Aim: Pull out each line of the data that includes the word "JSON".

Entries supplied:

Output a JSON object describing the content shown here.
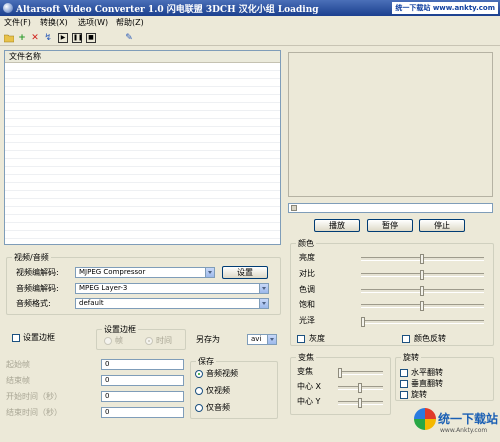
{
  "window": {
    "title": "Altarsoft Video Converter 1.0 闪电联盟 3DCH 汉化小组 Loading",
    "watermark": "统一下载站 www.ankty.com"
  },
  "menu": [
    "文件(F)",
    "转换(X)",
    "选项(W)",
    "帮助(Z)"
  ],
  "toolbar_icons": [
    "open-folder-icon",
    "add-icon",
    "remove-icon",
    "settings-icon",
    "play-icon",
    "pause-icon",
    "stop-icon",
    "tool-icon"
  ],
  "file_list": {
    "header": "文件名称",
    "rows": []
  },
  "player": {
    "play": "播放",
    "pause": "暂停",
    "stop": "停止"
  },
  "video_audio": {
    "title": "视频/音频",
    "video_codec_label": "视频编解码:",
    "video_codec": "MJPEG Compressor",
    "settings_button": "设置",
    "audio_codec_label": "音频编解码:",
    "audio_codec": "MPEG Layer-3",
    "audio_format_label": "音频格式:",
    "audio_format": "default"
  },
  "border": {
    "checkbox": "设置边框",
    "group_title": "设置边框",
    "frame": "帧",
    "time": "时间"
  },
  "save_as": {
    "label": "另存为",
    "value": "avi"
  },
  "timing": [
    {
      "label": "起始帧",
      "value": "0"
    },
    {
      "label": "结束帧",
      "value": "0"
    },
    {
      "label": "开始时间（秒）",
      "value": "0"
    },
    {
      "label": "结束时间（秒）",
      "value": "0"
    }
  ],
  "save_group": {
    "title": "保存",
    "options": [
      "音频视频",
      "仅视频",
      "仅音频"
    ],
    "selected": 0
  },
  "color": {
    "title": "颜色",
    "sliders": [
      {
        "label": "亮度",
        "value": 0.5
      },
      {
        "label": "对比",
        "value": 0.5
      },
      {
        "label": "色调",
        "value": 0.5
      },
      {
        "label": "饱和",
        "value": 0.5
      },
      {
        "label": "光泽",
        "value": 0.0
      }
    ],
    "grayscale": "灰度",
    "invert": "颜色反转"
  },
  "transform": {
    "title": "变焦",
    "sliders": [
      {
        "label": "变焦",
        "value": 0.0
      },
      {
        "label": "中心 X",
        "value": 0.5
      },
      {
        "label": "中心 Y",
        "value": 0.5
      }
    ]
  },
  "rotate": {
    "title": "旋转",
    "options": [
      "水平翻转",
      "垂直翻转",
      "旋转"
    ]
  },
  "logo": {
    "name": "统一下载站",
    "url": "www.Ankty.com"
  }
}
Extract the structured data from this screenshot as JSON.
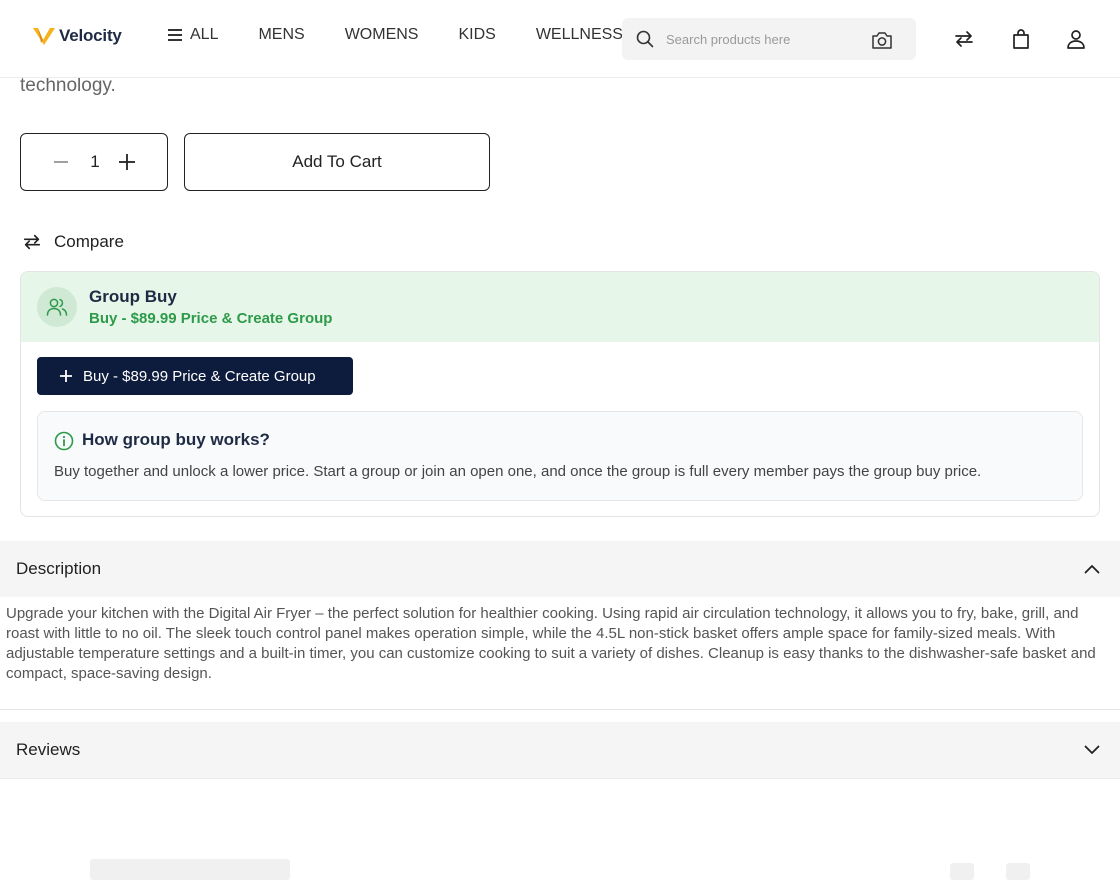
{
  "header": {
    "logo_text": "Velocity",
    "nav": [
      "ALL",
      "MENS",
      "WOMENS",
      "KIDS",
      "WELLNESS"
    ],
    "search_placeholder": "Search products here"
  },
  "product": {
    "description_tail": "technology.",
    "quantity": "1",
    "add_to_cart_label": "Add To Cart",
    "compare_label": "Compare"
  },
  "group_buy": {
    "title": "Group Buy",
    "subtitle": "Buy - $89.99 Price & Create Group",
    "button_label": "Buy - $89.99 Price & Create Group",
    "how_title": "How group buy works?",
    "how_text": "Buy together and unlock a lower price. Start a group or join an open one, and once the group is full every member pays the group buy price."
  },
  "accordion": {
    "description_title": "Description",
    "description_body": " Upgrade your kitchen with the Digital Air Fryer – the perfect solution for healthier cooking. Using rapid air circulation technology, it allows you to fry, bake, grill, and roast with little to no oil. The sleek touch control panel makes operation simple, while the 4.5L non-stick basket offers ample space for family-sized meals. With adjustable temperature settings and a built-in timer, you can customize cooking to suit a variety of dishes. Cleanup is easy thanks to the dishwasher-safe basket and compact, space-saving design.",
    "reviews_title": "Reviews"
  },
  "colors": {
    "brand_navy": "#0d1b3d",
    "group_green": "#2e9a4a",
    "group_bg": "#e6f7e9",
    "logo_gold": "#f5b21b"
  }
}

Problem solution:
Output a JSON object describing the content shown here.
Extract the structured data from this screenshot as JSON.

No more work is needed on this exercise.